Output the entries verbatim, including every line.

┄┄┄┄┄┄

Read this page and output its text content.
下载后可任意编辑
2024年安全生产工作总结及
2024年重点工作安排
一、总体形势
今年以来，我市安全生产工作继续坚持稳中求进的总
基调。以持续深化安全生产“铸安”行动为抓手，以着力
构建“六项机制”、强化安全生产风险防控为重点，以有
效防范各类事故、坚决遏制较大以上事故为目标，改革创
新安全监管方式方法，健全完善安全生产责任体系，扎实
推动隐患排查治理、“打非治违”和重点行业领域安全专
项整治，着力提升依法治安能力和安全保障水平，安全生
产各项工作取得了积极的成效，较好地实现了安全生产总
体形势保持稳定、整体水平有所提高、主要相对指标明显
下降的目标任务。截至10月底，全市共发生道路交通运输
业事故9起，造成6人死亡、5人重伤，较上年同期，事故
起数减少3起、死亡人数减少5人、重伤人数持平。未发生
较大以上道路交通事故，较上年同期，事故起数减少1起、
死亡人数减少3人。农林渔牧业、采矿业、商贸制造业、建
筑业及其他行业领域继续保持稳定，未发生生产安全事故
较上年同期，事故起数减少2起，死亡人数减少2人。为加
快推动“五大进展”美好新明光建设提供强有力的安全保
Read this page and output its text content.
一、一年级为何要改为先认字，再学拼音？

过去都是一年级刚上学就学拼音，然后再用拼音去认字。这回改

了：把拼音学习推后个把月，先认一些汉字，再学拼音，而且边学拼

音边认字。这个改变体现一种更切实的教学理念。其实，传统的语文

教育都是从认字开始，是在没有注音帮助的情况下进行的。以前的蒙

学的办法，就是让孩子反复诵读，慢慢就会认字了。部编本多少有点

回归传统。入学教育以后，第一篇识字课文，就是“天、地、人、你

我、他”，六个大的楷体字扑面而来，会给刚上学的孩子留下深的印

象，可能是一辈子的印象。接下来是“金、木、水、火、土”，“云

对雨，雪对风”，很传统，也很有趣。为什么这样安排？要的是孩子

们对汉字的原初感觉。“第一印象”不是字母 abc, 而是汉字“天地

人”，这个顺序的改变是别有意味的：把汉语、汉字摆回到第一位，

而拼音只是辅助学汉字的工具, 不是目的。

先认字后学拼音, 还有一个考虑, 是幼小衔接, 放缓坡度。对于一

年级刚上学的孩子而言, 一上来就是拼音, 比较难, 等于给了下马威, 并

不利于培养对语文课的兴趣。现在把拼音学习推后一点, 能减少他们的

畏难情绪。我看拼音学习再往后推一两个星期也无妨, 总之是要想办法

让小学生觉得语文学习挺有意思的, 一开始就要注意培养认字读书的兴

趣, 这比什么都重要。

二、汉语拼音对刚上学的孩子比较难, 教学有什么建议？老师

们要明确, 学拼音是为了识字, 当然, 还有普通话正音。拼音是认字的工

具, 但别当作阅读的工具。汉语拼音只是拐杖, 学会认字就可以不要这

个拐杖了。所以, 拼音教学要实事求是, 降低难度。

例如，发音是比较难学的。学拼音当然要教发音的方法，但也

┄┄┄┄┄┄

■ **Output for this exercise**
Read this page and output its text content.
下载后可任意编辑
2024年安全生产工作总结及
2024年重点工作安排
一、总体形势
今年以来，我市安全生产工作继续坚持稳中求进的总
基调。以持续深化安全生产“铸安”行动为抓手，以着力
构建“六项机制”、强化安全生产风险防控为重点，以有
效防范各类事故、坚决遏制较大以上事故为目标，改革创
新安全监管方式方法，健全完善安全生产责任体系，扎实
推动隐患排查治理、“打非治违”和重点行业领域安全专
项整治，着力提升依法治安能力和安全保障水平，安全生
产各项工作取得了积极的成效，较好地实现了安全生产总
体形势保持稳定、整体水平有所提高、主要相对指标明显
下降的目标任务。截至10月底，全市共发生道路交通运输
业事故9起，造成6人死亡、5人重伤，较上年同期，事故
起数减少3起、死亡人数减少5人、重伤人数持平。未发生
较大以上道路交通事故，较上年同期，事故起数减少1起、
死亡人数减少3人。农林渔牧业、采矿业、商贸制造业、建
筑业及其他行业领域继续保持稳定，未发生生产安全事故
较上年同期，事故起数减少2起，死亡人数减少2人。为加
快推动“五大进展”美好新明光建设提供强有力的安全保
Read this page and output its text content.
一、一年级为何要改为先认字，再学拼音？

过去都是一年级刚上学就学拼音，然后再用拼音去认字。这回改

了：把拼音学习推后个把月，先认一些汉字，再学拼音，而且边学拼

音边认字。这个改变体现一种更切实的教学理念。其实，传统的语文

教育都是从认字开始，是在没有注音帮助的情况下进行的。以前的蒙

学的办法，就是让孩子反复诵读，慢慢就会认字了。部编本多少有点

回归传统。入学教育以后，第一篇识字课文，就是“天、地、人、你

我、他”，六个大的楷体字扑面而来，会给刚上学的孩子留下深的印

象，可能是一辈子的印象。接下来是“金、木、水、火、土”，“云

对雨，雪对风”，很传统，也很有趣。为什么这样安排？要的是孩子

们对汉字的原初感觉。“第一印象”不是字母 abc, 而是汉字“天地

人”，这个顺序的改变是别有意味的：把汉语、汉字摆回到第一位，

而拼音只是辅助学汉字的工具, 不是目的。

先认字后学拼音, 还有一个考虑, 是幼小衔接, 放缓坡度。对于一

年级刚上学的孩子而言, 一上来就是拼音, 比较难, 等于给了下马威, 并

不利于培养对语文课的兴趣。现在把拼音学习推后一点, 能减少他们的

畏难情绪。我看拼音学习再往后推一两个星期也无妨, 总之是要想办法

让小学生觉得语文学习挺有意思的, 一开始就要注意培养认字读书的兴

趣, 这比什么都重要。

二、汉语拼音对刚上学的孩子比较难, 教学有什么建议？老师

们要明确, 学拼音是为了识字, 当然, 还有普通话正音。拼音是认字的工

具, 但别当作阅读的工具。汉语拼音只是拐杖, 学会认字就可以不要这

个拐杖了。所以, 拼音教学要实事求是, 降低难度。

例如，发音是比较难学的。学拼音当然要教发音的方法，但也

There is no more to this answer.